(A run of records)

* Start *

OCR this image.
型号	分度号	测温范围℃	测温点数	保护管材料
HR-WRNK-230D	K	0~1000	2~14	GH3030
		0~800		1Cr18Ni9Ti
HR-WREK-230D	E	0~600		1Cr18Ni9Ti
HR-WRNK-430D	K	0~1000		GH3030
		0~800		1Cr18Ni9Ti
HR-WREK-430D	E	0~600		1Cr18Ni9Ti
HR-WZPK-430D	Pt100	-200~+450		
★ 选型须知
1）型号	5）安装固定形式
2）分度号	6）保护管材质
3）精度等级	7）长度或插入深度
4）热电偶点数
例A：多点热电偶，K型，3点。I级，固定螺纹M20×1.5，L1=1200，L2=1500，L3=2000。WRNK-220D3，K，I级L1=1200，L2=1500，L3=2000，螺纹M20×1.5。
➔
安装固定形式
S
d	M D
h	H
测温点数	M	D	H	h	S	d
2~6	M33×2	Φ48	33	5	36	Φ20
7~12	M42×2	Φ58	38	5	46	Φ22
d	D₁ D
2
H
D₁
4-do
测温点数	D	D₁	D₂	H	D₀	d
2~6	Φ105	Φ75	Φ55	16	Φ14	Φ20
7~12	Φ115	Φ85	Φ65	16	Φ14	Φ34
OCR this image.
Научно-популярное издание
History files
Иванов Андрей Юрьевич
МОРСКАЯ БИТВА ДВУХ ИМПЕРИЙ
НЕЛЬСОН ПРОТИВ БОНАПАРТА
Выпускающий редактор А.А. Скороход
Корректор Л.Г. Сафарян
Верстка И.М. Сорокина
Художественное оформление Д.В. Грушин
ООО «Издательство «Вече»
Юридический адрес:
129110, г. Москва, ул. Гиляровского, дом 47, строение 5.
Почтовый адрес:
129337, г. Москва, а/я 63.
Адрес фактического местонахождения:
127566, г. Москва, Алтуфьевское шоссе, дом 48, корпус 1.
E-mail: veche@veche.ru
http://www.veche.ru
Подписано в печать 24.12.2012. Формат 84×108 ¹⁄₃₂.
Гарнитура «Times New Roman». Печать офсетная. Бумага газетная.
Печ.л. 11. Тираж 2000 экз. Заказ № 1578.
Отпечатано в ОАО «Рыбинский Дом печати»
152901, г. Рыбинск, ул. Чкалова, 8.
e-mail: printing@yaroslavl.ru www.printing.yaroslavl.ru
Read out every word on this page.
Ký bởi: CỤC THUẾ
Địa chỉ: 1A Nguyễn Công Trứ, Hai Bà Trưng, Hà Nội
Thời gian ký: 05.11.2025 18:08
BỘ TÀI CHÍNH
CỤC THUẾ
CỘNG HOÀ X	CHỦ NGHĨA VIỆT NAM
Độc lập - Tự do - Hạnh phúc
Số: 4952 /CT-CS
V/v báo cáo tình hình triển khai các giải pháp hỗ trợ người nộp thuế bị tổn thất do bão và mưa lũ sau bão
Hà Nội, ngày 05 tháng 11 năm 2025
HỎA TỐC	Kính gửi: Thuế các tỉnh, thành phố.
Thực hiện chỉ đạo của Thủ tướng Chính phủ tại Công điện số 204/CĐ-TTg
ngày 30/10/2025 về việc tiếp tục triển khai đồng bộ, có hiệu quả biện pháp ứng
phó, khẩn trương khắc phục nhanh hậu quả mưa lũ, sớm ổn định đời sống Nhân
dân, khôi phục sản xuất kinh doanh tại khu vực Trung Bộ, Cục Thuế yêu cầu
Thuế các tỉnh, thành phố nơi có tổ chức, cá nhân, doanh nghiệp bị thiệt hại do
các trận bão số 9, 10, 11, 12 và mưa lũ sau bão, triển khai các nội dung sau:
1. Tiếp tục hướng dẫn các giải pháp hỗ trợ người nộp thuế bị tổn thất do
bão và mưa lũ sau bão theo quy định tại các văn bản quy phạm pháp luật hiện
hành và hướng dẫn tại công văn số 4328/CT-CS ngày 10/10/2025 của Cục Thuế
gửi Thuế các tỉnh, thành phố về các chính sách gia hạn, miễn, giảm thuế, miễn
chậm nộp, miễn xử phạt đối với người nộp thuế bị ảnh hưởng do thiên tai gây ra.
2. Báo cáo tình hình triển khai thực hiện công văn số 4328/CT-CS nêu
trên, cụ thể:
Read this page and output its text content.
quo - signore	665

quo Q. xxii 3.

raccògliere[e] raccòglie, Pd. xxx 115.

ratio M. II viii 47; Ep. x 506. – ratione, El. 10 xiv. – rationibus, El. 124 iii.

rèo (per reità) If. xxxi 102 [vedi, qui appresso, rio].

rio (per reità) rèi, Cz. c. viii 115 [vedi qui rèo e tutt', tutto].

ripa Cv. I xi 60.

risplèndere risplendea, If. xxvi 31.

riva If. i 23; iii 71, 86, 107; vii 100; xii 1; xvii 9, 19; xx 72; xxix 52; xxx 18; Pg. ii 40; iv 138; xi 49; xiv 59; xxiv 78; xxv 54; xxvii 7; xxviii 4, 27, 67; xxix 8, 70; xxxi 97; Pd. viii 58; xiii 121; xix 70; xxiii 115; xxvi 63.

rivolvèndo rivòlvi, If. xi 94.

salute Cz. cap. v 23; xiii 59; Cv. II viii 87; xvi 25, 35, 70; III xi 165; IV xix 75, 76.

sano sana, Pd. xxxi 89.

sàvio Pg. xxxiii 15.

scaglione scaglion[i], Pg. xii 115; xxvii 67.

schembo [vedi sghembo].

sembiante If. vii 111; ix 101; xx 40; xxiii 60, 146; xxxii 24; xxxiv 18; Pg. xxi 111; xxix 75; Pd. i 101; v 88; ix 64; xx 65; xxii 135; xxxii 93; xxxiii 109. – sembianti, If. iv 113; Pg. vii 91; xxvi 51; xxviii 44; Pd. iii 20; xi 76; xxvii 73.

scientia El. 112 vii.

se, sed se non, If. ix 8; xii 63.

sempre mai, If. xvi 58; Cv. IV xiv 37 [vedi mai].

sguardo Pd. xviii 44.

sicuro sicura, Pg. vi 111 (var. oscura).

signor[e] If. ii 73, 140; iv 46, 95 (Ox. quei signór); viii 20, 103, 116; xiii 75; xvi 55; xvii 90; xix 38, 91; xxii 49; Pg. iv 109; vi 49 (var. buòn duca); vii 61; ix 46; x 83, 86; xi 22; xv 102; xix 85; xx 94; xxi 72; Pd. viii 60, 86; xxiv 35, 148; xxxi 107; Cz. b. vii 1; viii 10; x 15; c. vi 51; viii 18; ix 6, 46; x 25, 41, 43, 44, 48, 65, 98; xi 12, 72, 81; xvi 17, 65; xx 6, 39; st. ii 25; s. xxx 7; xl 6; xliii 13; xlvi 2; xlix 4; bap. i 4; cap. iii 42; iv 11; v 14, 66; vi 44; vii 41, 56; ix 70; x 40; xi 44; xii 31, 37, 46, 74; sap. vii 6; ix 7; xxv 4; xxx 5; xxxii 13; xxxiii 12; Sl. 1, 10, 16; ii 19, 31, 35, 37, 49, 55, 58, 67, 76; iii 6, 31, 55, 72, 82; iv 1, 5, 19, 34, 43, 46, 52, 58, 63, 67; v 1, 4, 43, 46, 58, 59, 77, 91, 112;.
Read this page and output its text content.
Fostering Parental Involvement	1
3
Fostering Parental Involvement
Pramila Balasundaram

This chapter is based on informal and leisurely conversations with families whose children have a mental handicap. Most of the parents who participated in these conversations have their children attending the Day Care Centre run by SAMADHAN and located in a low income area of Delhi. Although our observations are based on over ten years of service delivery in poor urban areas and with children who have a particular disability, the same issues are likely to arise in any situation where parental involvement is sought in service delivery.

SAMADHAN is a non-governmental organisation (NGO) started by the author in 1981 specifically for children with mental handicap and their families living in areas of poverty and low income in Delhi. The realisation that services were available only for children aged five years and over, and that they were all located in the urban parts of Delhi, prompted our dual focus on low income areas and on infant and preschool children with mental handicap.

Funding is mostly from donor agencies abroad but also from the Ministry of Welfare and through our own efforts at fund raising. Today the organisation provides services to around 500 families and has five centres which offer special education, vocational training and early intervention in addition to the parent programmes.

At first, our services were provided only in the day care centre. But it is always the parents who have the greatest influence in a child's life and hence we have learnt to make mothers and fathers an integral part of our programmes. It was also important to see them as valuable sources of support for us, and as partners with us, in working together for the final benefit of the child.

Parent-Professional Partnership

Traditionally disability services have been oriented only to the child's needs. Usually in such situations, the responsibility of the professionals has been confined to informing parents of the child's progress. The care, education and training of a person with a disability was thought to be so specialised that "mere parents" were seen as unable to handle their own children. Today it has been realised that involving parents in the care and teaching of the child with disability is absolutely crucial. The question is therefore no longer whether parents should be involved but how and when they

* End *

Pick out the lines that include the word "training" and write them out.

Funding is mostly from donor agencies abroad but also from the Ministry of Welfare and through our own efforts at fund raising. Today the organisation provides services to around 500 families and has five centres which offer special education, vocational training and early intervention in addition to the parent programmes.
Traditionally disability services have been oriented only to the child's needs. Usually in such situations, the responsibility of the professionals has been confined to informing parents of the child's progress. The care, education and training of a person with a disability was thought to be so specialised that "mere parents" were seen as unable to handle their own children. Today it has been realised that involving parents in the care and teaching of the child with disability is absolutely crucial. The question is therefore no longer whether parents should be involved but how and when they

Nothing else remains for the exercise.